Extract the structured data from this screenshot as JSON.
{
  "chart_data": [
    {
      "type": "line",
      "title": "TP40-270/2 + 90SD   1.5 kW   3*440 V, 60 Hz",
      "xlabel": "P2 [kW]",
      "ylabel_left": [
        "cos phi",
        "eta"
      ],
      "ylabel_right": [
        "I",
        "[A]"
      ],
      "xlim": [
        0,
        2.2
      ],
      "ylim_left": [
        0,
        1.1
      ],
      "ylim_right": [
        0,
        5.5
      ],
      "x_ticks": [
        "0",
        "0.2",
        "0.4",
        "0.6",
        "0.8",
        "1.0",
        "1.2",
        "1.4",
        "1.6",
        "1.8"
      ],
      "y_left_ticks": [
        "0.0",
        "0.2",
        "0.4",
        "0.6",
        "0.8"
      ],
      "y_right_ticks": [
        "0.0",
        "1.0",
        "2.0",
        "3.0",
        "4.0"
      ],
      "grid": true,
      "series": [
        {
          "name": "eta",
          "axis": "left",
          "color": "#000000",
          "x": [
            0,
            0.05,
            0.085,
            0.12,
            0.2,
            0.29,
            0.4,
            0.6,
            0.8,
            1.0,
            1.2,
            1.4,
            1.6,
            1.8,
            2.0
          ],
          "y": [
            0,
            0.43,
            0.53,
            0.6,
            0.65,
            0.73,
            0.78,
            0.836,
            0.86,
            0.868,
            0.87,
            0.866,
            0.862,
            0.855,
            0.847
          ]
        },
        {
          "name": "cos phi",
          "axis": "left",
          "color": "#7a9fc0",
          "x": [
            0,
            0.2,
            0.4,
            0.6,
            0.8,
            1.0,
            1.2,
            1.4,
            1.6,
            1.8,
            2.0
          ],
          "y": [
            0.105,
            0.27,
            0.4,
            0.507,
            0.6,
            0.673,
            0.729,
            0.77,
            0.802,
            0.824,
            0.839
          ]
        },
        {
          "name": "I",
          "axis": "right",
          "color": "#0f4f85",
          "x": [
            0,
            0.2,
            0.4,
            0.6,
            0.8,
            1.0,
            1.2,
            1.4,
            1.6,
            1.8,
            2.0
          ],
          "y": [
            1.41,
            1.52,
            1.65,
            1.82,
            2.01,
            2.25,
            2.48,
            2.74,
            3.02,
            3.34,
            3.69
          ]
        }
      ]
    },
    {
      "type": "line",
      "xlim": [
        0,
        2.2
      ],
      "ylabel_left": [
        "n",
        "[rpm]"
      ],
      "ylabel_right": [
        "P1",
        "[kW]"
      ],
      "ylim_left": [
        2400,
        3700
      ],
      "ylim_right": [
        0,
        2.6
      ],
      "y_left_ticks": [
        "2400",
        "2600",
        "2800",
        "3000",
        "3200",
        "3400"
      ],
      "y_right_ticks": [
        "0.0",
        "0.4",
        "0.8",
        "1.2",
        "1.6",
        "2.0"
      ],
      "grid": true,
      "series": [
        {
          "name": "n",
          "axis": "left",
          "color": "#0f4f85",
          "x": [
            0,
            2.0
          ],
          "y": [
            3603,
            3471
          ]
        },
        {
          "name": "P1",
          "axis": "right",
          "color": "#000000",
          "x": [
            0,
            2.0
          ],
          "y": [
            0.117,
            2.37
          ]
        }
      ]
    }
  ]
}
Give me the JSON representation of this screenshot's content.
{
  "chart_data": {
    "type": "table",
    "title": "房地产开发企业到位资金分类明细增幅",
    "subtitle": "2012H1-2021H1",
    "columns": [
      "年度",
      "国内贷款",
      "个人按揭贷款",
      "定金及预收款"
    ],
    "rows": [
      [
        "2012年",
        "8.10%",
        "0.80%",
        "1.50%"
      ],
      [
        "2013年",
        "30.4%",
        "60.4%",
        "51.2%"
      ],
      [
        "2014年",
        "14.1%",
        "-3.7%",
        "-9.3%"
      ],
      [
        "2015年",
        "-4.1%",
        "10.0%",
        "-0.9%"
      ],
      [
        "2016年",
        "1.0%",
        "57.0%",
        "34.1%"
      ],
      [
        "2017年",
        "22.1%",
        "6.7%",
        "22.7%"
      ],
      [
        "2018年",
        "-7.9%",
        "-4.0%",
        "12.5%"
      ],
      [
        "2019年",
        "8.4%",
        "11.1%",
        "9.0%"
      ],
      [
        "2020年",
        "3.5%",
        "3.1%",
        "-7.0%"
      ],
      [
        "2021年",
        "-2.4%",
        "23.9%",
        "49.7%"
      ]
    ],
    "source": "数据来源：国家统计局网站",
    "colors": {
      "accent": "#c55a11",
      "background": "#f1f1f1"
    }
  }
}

--- --- ---

Extract each record, keeping it identical to the original.

▸ **RIGHT ANSWER**:
Extract the structured data from this screenshot as JSON.
{
  "chart_data": [
    {
      "type": "line",
      "title": "TP40-270/2 + 90SD   1.5 kW   3*440 V, 60 Hz",
      "xlabel": "P2 [kW]",
      "ylabel_left": [
        "cos phi",
        "eta"
      ],
      "ylabel_right": [
        "I",
        "[A]"
      ],
      "xlim": [
        0,
        2.2
      ],
      "ylim_left": [
        0,
        1.1
      ],
      "ylim_right": [
        0,
        5.5
      ],
      "x_ticks": [
        "0",
        "0.2",
        "0.4",
        "0.6",
        "0.8",
        "1.0",
        "1.2",
        "1.4",
        "1.6",
        "1.8"
      ],
      "y_left_ticks": [
        "0.0",
        "0.2",
        "0.4",
        "0.6",
        "0.8"
      ],
      "y_right_ticks": [
        "0.0",
        "1.0",
        "2.0",
        "3.0",
        "4.0"
      ],
      "grid": true,
      "series": [
        {
          "name": "eta",
          "axis": "left",
          "color": "#000000",
          "x": [
            0,
            0.05,
            0.085,
            0.12,
            0.2,
            0.29,
            0.4,
            0.6,
            0.8,
            1.0,
            1.2,
            1.4,
            1.6,
            1.8,
            2.0
          ],
          "y": [
            0,
            0.43,
            0.53,
            0.6,
            0.65,
            0.73,
            0.78,
            0.836,
            0.86,
            0.868,
            0.87,
            0.866,
            0.862,
            0.855,
            0.847
          ]
        },
        {
          "name": "cos phi",
          "axis": "left",
          "color": "#7a9fc0",
          "x": [
            0,
            0.2,
            0.4,
            0.6,
            0.8,
            1.0,
            1.2,
            1.4,
            1.6,
            1.8,
            2.0
          ],
          "y": [
            0.105,
            0.27,
            0.4,
            0.507,
            0.6,
            0.673,
            0.729,
            0.77,
            0.802,
            0.824,
            0.839
          ]
        },
        {
          "name": "I",
          "axis": "right",
          "color": "#0f4f85",
          "x": [
            0,
            0.2,
            0.4,
            0.6,
            0.8,
            1.0,
            1.2,
            1.4,
            1.6,
            1.8,
            2.0
          ],
          "y": [
            1.41,
            1.52,
            1.65,
            1.82,
            2.01,
            2.25,
            2.48,
            2.74,
            3.02,
            3.34,
            3.69
          ]
        }
      ]
    },
    {
      "type": "line",
      "xlim": [
        0,
        2.2
      ],
      "ylabel_left": [
        "n",
        "[rpm]"
      ],
      "ylabel_right": [
        "P1",
        "[kW]"
      ],
      "ylim_left": [
        2400,
        3700
      ],
      "ylim_right": [
        0,
        2.6
      ],
      "y_left_ticks": [
        "2400",
        "2600",
        "2800",
        "3000",
        "3200",
        "3400"
      ],
      "y_right_ticks": [
        "0.0",
        "0.4",
        "0.8",
        "1.2",
        "1.6",
        "2.0"
      ],
      "grid": true,
      "series": [
        {
          "name": "n",
          "axis": "left",
          "color": "#0f4f85",
          "x": [
            0,
            2.0
          ],
          "y": [
            3603,
            3471
          ]
        },
        {
          "name": "P1",
          "axis": "right",
          "color": "#000000",
          "x": [
            0,
            2.0
          ],
          "y": [
            0.117,
            2.37
          ]
        }
      ]
    }
  ]
}
Give me the JSON representation of this screenshot's content.
{
  "chart_data": {
    "type": "table",
    "title": "房地产开发企业到位资金分类明细增幅",
    "subtitle": "2012H1-2021H1",
    "columns": [
      "年度",
      "国内贷款",
      "个人按揭贷款",
      "定金及预收款"
    ],
    "rows": [
      [
        "2012年",
        "8.10%",
        "0.80%",
        "1.50%"
      ],
      [
        "2013年",
        "30.4%",
        "60.4%",
        "51.2%"
      ],
      [
        "2014年",
        "14.1%",
        "-3.7%",
        "-9.3%"
      ],
      [
        "2015年",
        "-4.1%",
        "10.0%",
        "-0.9%"
      ],
      [
        "2016年",
        "1.0%",
        "57.0%",
        "34.1%"
      ],
      [
        "2017年",
        "22.1%",
        "6.7%",
        "22.7%"
      ],
      [
        "2018年",
        "-7.9%",
        "-4.0%",
        "12.5%"
      ],
      [
        "2019年",
        "8.4%",
        "11.1%",
        "9.0%"
      ],
      [
        "2020年",
        "3.5%",
        "3.1%",
        "-7.0%"
      ],
      [
        "2021年",
        "-2.4%",
        "23.9%",
        "49.7%"
      ]
    ],
    "source": "数据来源：国家统计局网站",
    "colors": {
      "accent": "#c55a11",
      "background": "#f1f1f1"
    }
  }
}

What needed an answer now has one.